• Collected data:

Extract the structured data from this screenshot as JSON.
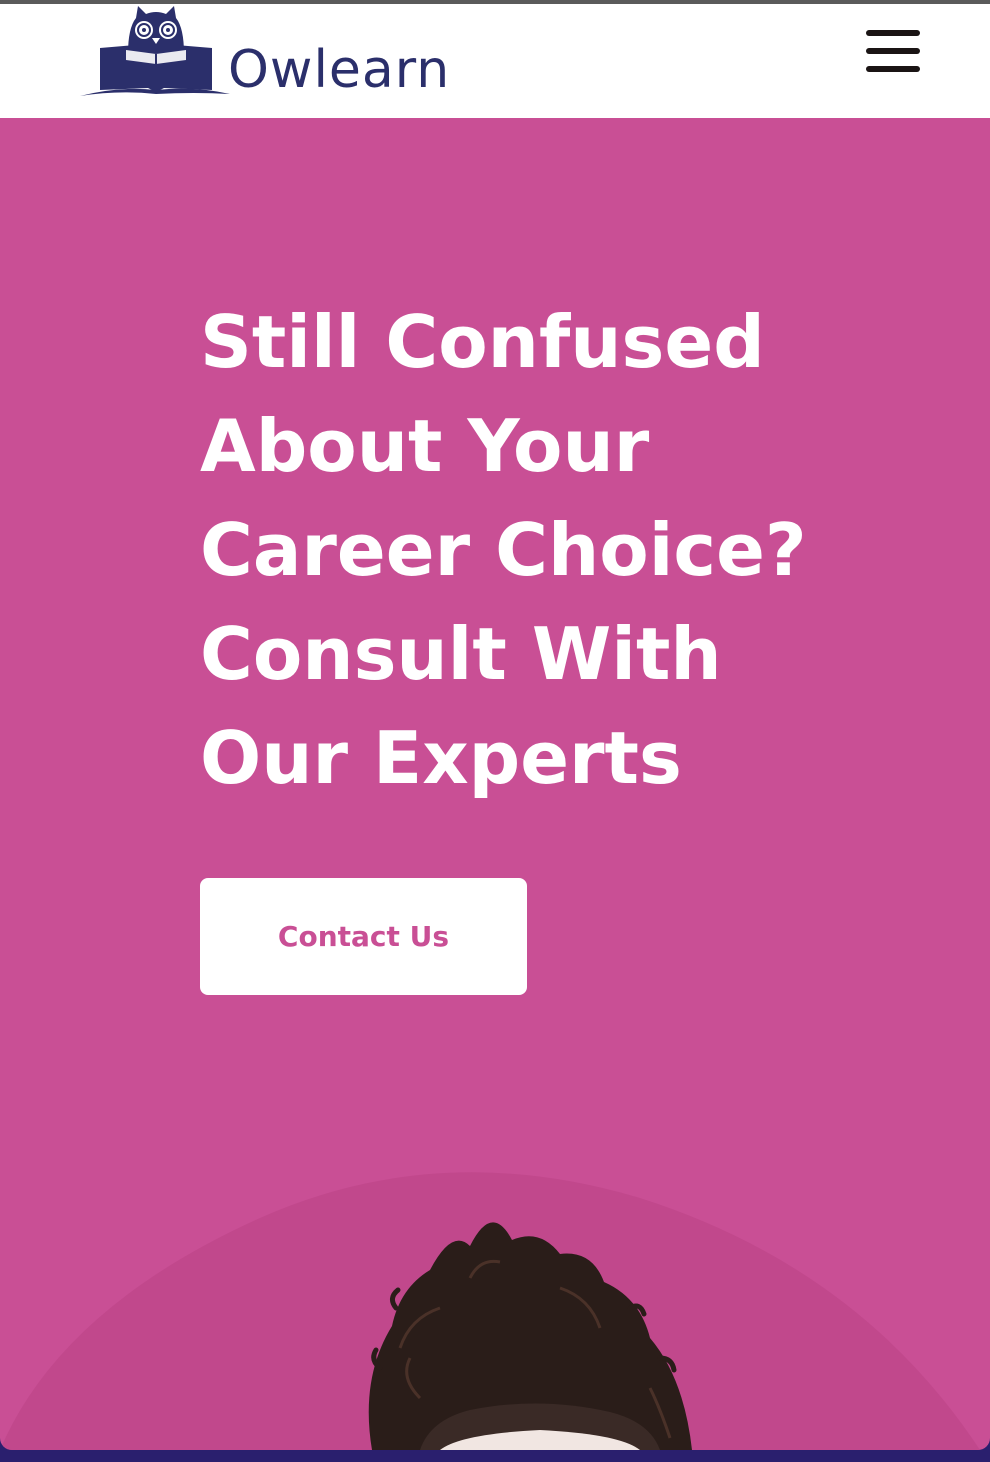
{
  "header": {
    "logo_text": "Owlearn"
  },
  "hero": {
    "title_lines": [
      "Still Confused",
      "About Your",
      "Career Choice?",
      "Consult With",
      "Our Experts"
    ],
    "cta_label": "Contact Us"
  },
  "icons": {
    "logo": "owl-reading-book-icon",
    "menu": "hamburger-menu-icon"
  },
  "colors": {
    "hero_background": "#c94f95",
    "brand_navy": "#2b2f6b",
    "header_background": "#ffffff",
    "cta_text": "#c94f95",
    "hamburger": "#1a1414"
  }
}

• Stated goal:
Reproduce the entries exactly. Do not carry over any picture.

• The response:
Extract the structured data from this screenshot as JSON.
{
  "header": {
    "logo_text": "Owlearn"
  },
  "hero": {
    "title_lines": [
      "Still Confused",
      "About Your",
      "Career Choice?",
      "Consult With",
      "Our Experts"
    ],
    "cta_label": "Contact Us"
  },
  "icons": {
    "logo": "owl-reading-book-icon",
    "menu": "hamburger-menu-icon"
  },
  "colors": {
    "hero_background": "#c94f95",
    "brand_navy": "#2b2f6b",
    "header_background": "#ffffff",
    "cta_text": "#c94f95",
    "hamburger": "#1a1414"
  }
}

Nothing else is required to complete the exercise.